**Texte fourni**

────────────────────────────────────────

Lors même qu’il n’y aurait pas eu un peu d’atavisme dans ma facilité à rimer, qui ne serait pas devenu poète, dans ce pays de Champagne et Lorraine, où les vents soufflent en bardits de révolte et d’amour ! Par les grandes neiges d’hiver, dans les chemins creux pleins d’aubépines au printemps et dans les bois profonds et noirs aux chênes énormes, aux trembles, aux troncs pareils à des colonnes, on suit encore les chemins pavés des Romains dominateurs, dépavés en larges places par les invaincus de la Gaule chevelue.

Oui, tout le monde est un peu poète. Nanette et Joséphine, ces filles des champs, l’étaient à la façon de la nature.

Après bien du temps, à travers bien des flots, une de leurs chansons, l’âgé na du bas (l’oiseau noir du bois) me revenait dans les cyclones.

La voici, et voici la mienne, faite là-bas, au fond de la mer ; on y trouvera la même corde, la corde noire, qui vibre au fond de la nature.

La leur est plus mystérieuse et plus douce ; on y sent les roses de l’églantier des haies ; mais, d’une même haleine, l’oiseau du champ fauvé égrène ses notes mélancoliques et gronde le flot frappant les écueils.


L’AGÉ NA DEU CHAMP FAUVÉ

Dans l’champ fanné c’etot
Un bel âgé chantot,
Teut na il étot
Il fo y brâchot.
Ka ki dijot l’âgé,
L’âgé eu champ fauvé ?

C’étot pa les échos
Sous les âbres du bos,
Li bise pleurut
Deven lu brâchot
Ce que dijot l’âgé
L’âgé den champ fauvé ?


Traduction mot à mot :


L’OISEAU NOIR DU CHAMP FAUVE

Dans le champ fauve c’était,
Un bel oiseau chantait.
Tout noir il était.
Si fort il sanglotait !
Que disait-il l’oiseau
L’oiseau du champ fauve ?

C’était par les échos
Sous les arbres du bois
La bise pleurait,
Avec lui sanglotait
Ce que disait l’oiseau
L’oiseau du champ fauve.


Est-ce la peine, après cela, de mettre mes strophes ? Que le lecteur les passe s’il lui plaît. Elles ne sont là qu’à cause du lien qui existe entre elles et les couplets de l’oiseau noir du champ fauve.


AU BORD DES FLOTS

Voix étranges de la nature,
Souffles des brises dans les bois,
Souffle du vent dans la mâture
Force aveugle ! puissante voix !
Tempêtes, effluves d’orages,
Que dites-vous, gouffres des âges,
Souffles des brises dans les bois ?


Le cyclone hurle, la mer gronde,
Le ciel a crevé ; toute l’onde
Se verse dans le noir tombeau.
La mer échancre le rivage,
Soufflez, soufflez, ô vents d’orage,
La nuit emplit la terre et l’eau.

La terre frémit, le sol fume,
Au milieu de la grande nuit.
La mer, de ses griffes d’écume,
Monte aux rochers avec grand bruit.

────────────────────────────────────────

**Matériel fourni**
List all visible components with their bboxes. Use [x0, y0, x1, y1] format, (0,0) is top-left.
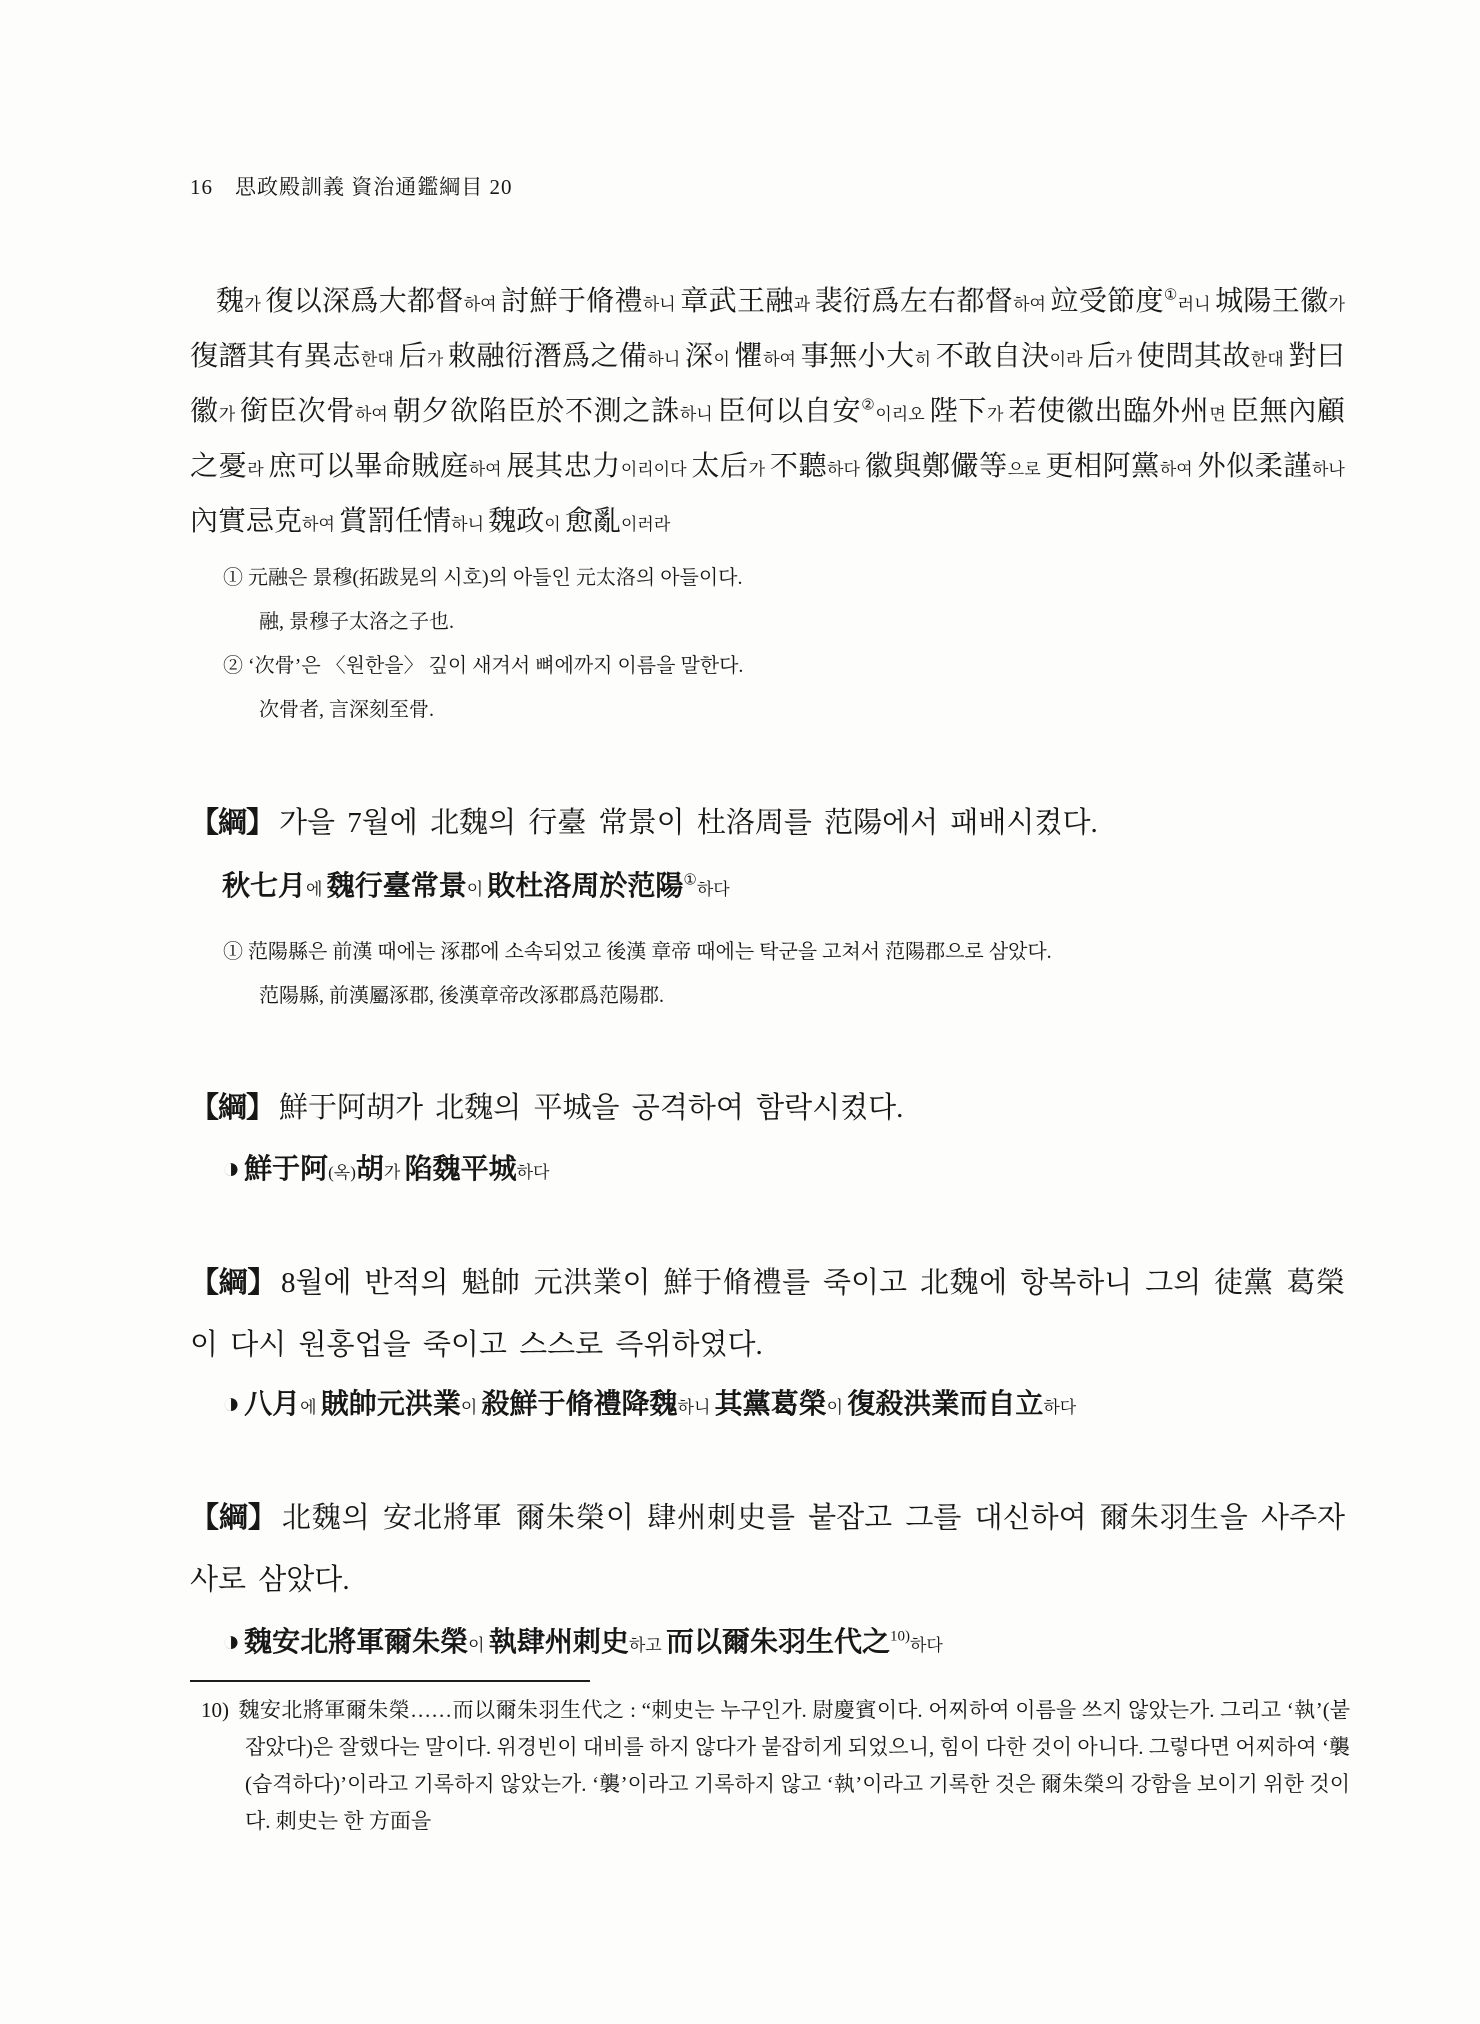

────────────────────────────────────────

**Consigne 1**
Relevez tous les titres de poèmes écrits entièrement en majuscules dans le texte fourni.
**Consigne 2**
Recopiez le passage du texte fourni compris entre "Voix étranges de" et "le noir tombeau.", bornes incluses.

**Solution proposée 1**
- L'AGÉ NA DEU CHAMP FAUVÉ
- L'OISEAU NOIR DU CHAMP FAUVE
- AU BORD DES FLOTS

**Solution proposée 2**
Voix étranges de la nature,
Souffles des brises dans les bois,
Souffle du vent dans la mâture
Force aveugle ! puissante voix !
Tempêtes, effluves d’orages,
Que dites-vous, gouffres des âges,
Souffles des brises dans les bois ?


Le cyclone hurle, la mer gronde,
Le ciel a crevé ; toute l’onde
Se verse dans le noir tombeau.